[Dataset entries]
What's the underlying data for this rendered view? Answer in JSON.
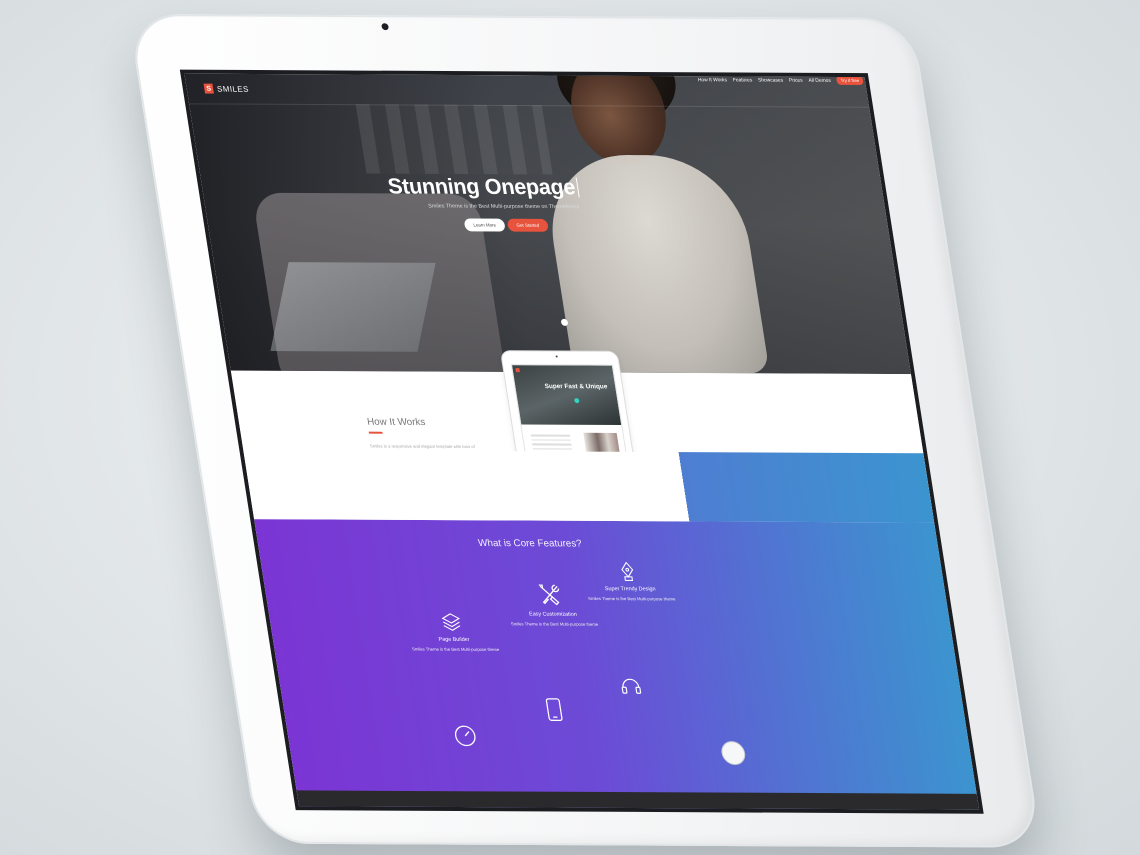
{
  "logo": {
    "mark": "S",
    "text": "SMILES"
  },
  "nav": {
    "links": [
      "How It Works",
      "Features",
      "Showcases",
      "Prices",
      "All Demos"
    ],
    "cta": "Try it free"
  },
  "hero": {
    "title": "Stunning Onepage",
    "subtitle": "Smiles Theme is the Best Multi-purpose theme on Themeforest",
    "learn_more": "Learn More",
    "get_started": "Get Started"
  },
  "how": {
    "title": "How It Works",
    "text": "Smiles is a responsive and elegant template with tons of features. Lorem ipsum dolor sit amet, consectetur. Ut et this perfect solution. Ut enim ad minim veniam, quis nostrud exercitation."
  },
  "mini_tablet": {
    "title": "Super Fast & Unique"
  },
  "features": {
    "title": "What is Core Features?",
    "items": [
      {
        "name": "Page Builder",
        "desc": "Smiles Theme is the Best Multi-purpose theme",
        "icon": "layers-icon"
      },
      {
        "name": "Easy Customization",
        "desc": "Smiles Theme is the Best Multi-purpose theme",
        "icon": "tools-icon"
      },
      {
        "name": "Super Trendy Design",
        "desc": "Smiles Theme is the Best Multi-purpose theme",
        "icon": "pen-nib-icon"
      }
    ]
  },
  "colors": {
    "accent": "#e8533e",
    "teal": "#2fd4c2",
    "purple": "#7b35d4",
    "blue": "#3c94cf"
  }
}
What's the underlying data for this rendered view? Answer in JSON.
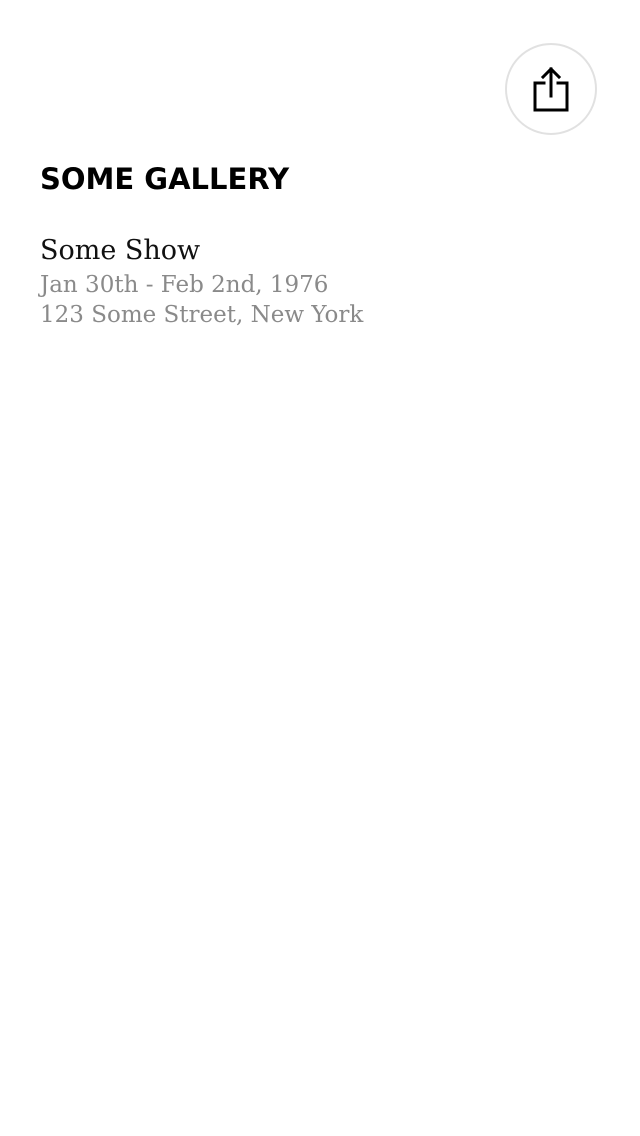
{
  "header": {
    "share_icon": "share-icon"
  },
  "gallery": {
    "name": "SOME GALLERY"
  },
  "show": {
    "title": "Some Show",
    "dates": "Jan 30th - Feb 2nd, 1976",
    "address": "123 Some Street, New York"
  },
  "colors": {
    "background": "#ffffff",
    "primary_text": "#000000",
    "secondary_text": "#8a8a8a",
    "button_border": "#e1e1e1"
  }
}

# AIM
Take the entries shown above and quote them verbatim, passing over the pictures.

# REPLY TO THE TASK
What's the underlying data for this rendered view? Answer in JSON.
{
  "logo": {
    "mark": "S",
    "text": "SMILES"
  },
  "nav": {
    "links": [
      "How It Works",
      "Features",
      "Showcases",
      "Prices",
      "All Demos"
    ],
    "cta": "Try it free"
  },
  "hero": {
    "title": "Stunning Onepage",
    "subtitle": "Smiles Theme is the Best Multi-purpose theme on Themeforest",
    "learn_more": "Learn More",
    "get_started": "Get Started"
  },
  "how": {
    "title": "How It Works",
    "text": "Smiles is a responsive and elegant template with tons of features. Lorem ipsum dolor sit amet, consectetur. Ut et this perfect solution. Ut enim ad minim veniam, quis nostrud exercitation."
  },
  "mini_tablet": {
    "title": "Super Fast & Unique"
  },
  "features": {
    "title": "What is Core Features?",
    "items": [
      {
        "name": "Page Builder",
        "desc": "Smiles Theme is the Best Multi-purpose theme",
        "icon": "layers-icon"
      },
      {
        "name": "Easy Customization",
        "desc": "Smiles Theme is the Best Multi-purpose theme",
        "icon": "tools-icon"
      },
      {
        "name": "Super Trendy Design",
        "desc": "Smiles Theme is the Best Multi-purpose theme",
        "icon": "pen-nib-icon"
      }
    ]
  },
  "colors": {
    "accent": "#e8533e",
    "teal": "#2fd4c2",
    "purple": "#7b35d4",
    "blue": "#3c94cf"
  }
}
What's the underlying data for this rendered view? Answer in JSON.
{
  "header": {
    "share_icon": "share-icon"
  },
  "gallery": {
    "name": "SOME GALLERY"
  },
  "show": {
    "title": "Some Show",
    "dates": "Jan 30th - Feb 2nd, 1976",
    "address": "123 Some Street, New York"
  },
  "colors": {
    "background": "#ffffff",
    "primary_text": "#000000",
    "secondary_text": "#8a8a8a",
    "button_border": "#e1e1e1"
  }
}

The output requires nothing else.